PROBLEM –
The records underneath are to be repeated exactly, with the pictures left out.

⁂

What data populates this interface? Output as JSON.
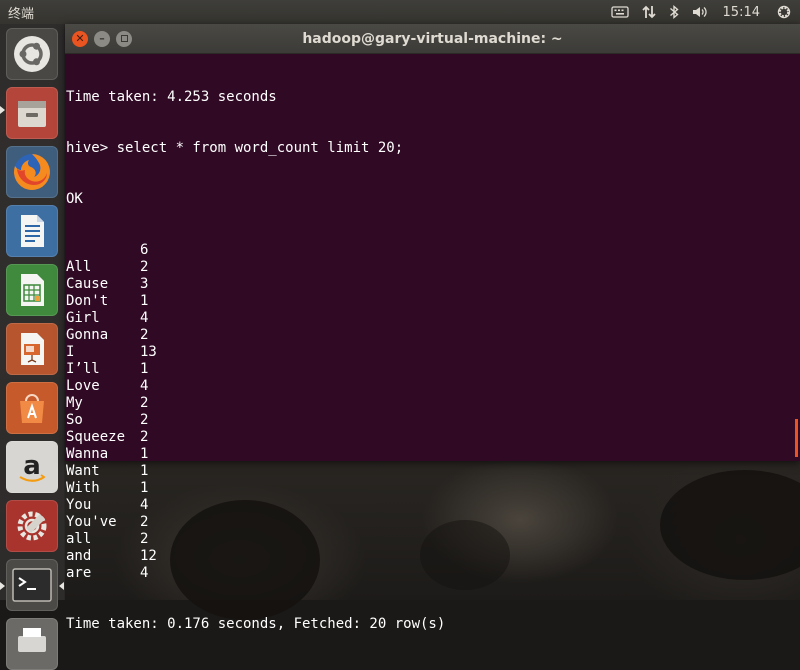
{
  "top_panel": {
    "app_title": "终端",
    "clock": "15:14",
    "icons": [
      "keyboard-icon",
      "network-updown-icon",
      "bluetooth-icon",
      "volume-icon",
      "settings-gear-icon"
    ]
  },
  "launcher": {
    "items": [
      {
        "name": "launcher-dash",
        "icon": "ubuntu-logo-icon"
      },
      {
        "name": "launcher-files",
        "icon": "file-cabinet-icon"
      },
      {
        "name": "launcher-firefox",
        "icon": "firefox-icon"
      },
      {
        "name": "launcher-writer",
        "icon": "writer-document-icon"
      },
      {
        "name": "launcher-calc",
        "icon": "calc-spreadsheet-icon"
      },
      {
        "name": "launcher-impress",
        "icon": "impress-presentation-icon"
      },
      {
        "name": "launcher-software",
        "icon": "software-bag-icon"
      },
      {
        "name": "launcher-amazon",
        "icon": "amazon-icon"
      },
      {
        "name": "launcher-system-settings",
        "icon": "system-settings-icon"
      },
      {
        "name": "launcher-terminal",
        "icon": "terminal-icon"
      },
      {
        "name": "launcher-printer",
        "icon": "printer-icon"
      }
    ]
  },
  "window": {
    "title": "hadoop@gary-virtual-machine: ~"
  },
  "terminal": {
    "line_time_taken_1": "Time taken: 4.253 seconds",
    "line_command": "hive> select * from word_count limit 20;",
    "line_ok": "OK",
    "rows": [
      {
        "word": "",
        "count": "6"
      },
      {
        "word": "All",
        "count": "2"
      },
      {
        "word": "Cause",
        "count": "3"
      },
      {
        "word": "Don't",
        "count": "1"
      },
      {
        "word": "Girl",
        "count": "4"
      },
      {
        "word": "Gonna",
        "count": "2"
      },
      {
        "word": "I",
        "count": "13"
      },
      {
        "word": "I’ll",
        "count": "1"
      },
      {
        "word": "Love",
        "count": "4"
      },
      {
        "word": "My",
        "count": "2"
      },
      {
        "word": "So",
        "count": "2"
      },
      {
        "word": "Squeeze",
        "count": "2"
      },
      {
        "word": "Wanna",
        "count": "1"
      },
      {
        "word": "Want",
        "count": "1"
      },
      {
        "word": "With",
        "count": "1"
      },
      {
        "word": "You",
        "count": "4"
      },
      {
        "word": "You've",
        "count": "2"
      },
      {
        "word": "all",
        "count": "2"
      },
      {
        "word": "and",
        "count": "12"
      },
      {
        "word": "are",
        "count": "4"
      }
    ],
    "line_time_taken_2": "Time taken: 0.176 seconds, Fetched: 20 row(s)"
  },
  "colors": {
    "terminal_bg": "#300a24",
    "accent": "#e95420",
    "panel_bg": "#3c3b37"
  }
}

⁂

EXERCISE SOLUTION –
What data populates this interface? Output as JSON.
{
  "top_panel": {
    "app_title": "终端",
    "clock": "15:14",
    "icons": [
      "keyboard-icon",
      "network-updown-icon",
      "bluetooth-icon",
      "volume-icon",
      "settings-gear-icon"
    ]
  },
  "launcher": {
    "items": [
      {
        "name": "launcher-dash",
        "icon": "ubuntu-logo-icon"
      },
      {
        "name": "launcher-files",
        "icon": "file-cabinet-icon"
      },
      {
        "name": "launcher-firefox",
        "icon": "firefox-icon"
      },
      {
        "name": "launcher-writer",
        "icon": "writer-document-icon"
      },
      {
        "name": "launcher-calc",
        "icon": "calc-spreadsheet-icon"
      },
      {
        "name": "launcher-impress",
        "icon": "impress-presentation-icon"
      },
      {
        "name": "launcher-software",
        "icon": "software-bag-icon"
      },
      {
        "name": "launcher-amazon",
        "icon": "amazon-icon"
      },
      {
        "name": "launcher-system-settings",
        "icon": "system-settings-icon"
      },
      {
        "name": "launcher-terminal",
        "icon": "terminal-icon"
      },
      {
        "name": "launcher-printer",
        "icon": "printer-icon"
      }
    ]
  },
  "window": {
    "title": "hadoop@gary-virtual-machine: ~"
  },
  "terminal": {
    "line_time_taken_1": "Time taken: 4.253 seconds",
    "line_command": "hive> select * from word_count limit 20;",
    "line_ok": "OK",
    "rows": [
      {
        "word": "",
        "count": "6"
      },
      {
        "word": "All",
        "count": "2"
      },
      {
        "word": "Cause",
        "count": "3"
      },
      {
        "word": "Don't",
        "count": "1"
      },
      {
        "word": "Girl",
        "count": "4"
      },
      {
        "word": "Gonna",
        "count": "2"
      },
      {
        "word": "I",
        "count": "13"
      },
      {
        "word": "I’ll",
        "count": "1"
      },
      {
        "word": "Love",
        "count": "4"
      },
      {
        "word": "My",
        "count": "2"
      },
      {
        "word": "So",
        "count": "2"
      },
      {
        "word": "Squeeze",
        "count": "2"
      },
      {
        "word": "Wanna",
        "count": "1"
      },
      {
        "word": "Want",
        "count": "1"
      },
      {
        "word": "With",
        "count": "1"
      },
      {
        "word": "You",
        "count": "4"
      },
      {
        "word": "You've",
        "count": "2"
      },
      {
        "word": "all",
        "count": "2"
      },
      {
        "word": "and",
        "count": "12"
      },
      {
        "word": "are",
        "count": "4"
      }
    ],
    "line_time_taken_2": "Time taken: 0.176 seconds, Fetched: 20 row(s)"
  },
  "colors": {
    "terminal_bg": "#300a24",
    "accent": "#e95420",
    "panel_bg": "#3c3b37"
  }
}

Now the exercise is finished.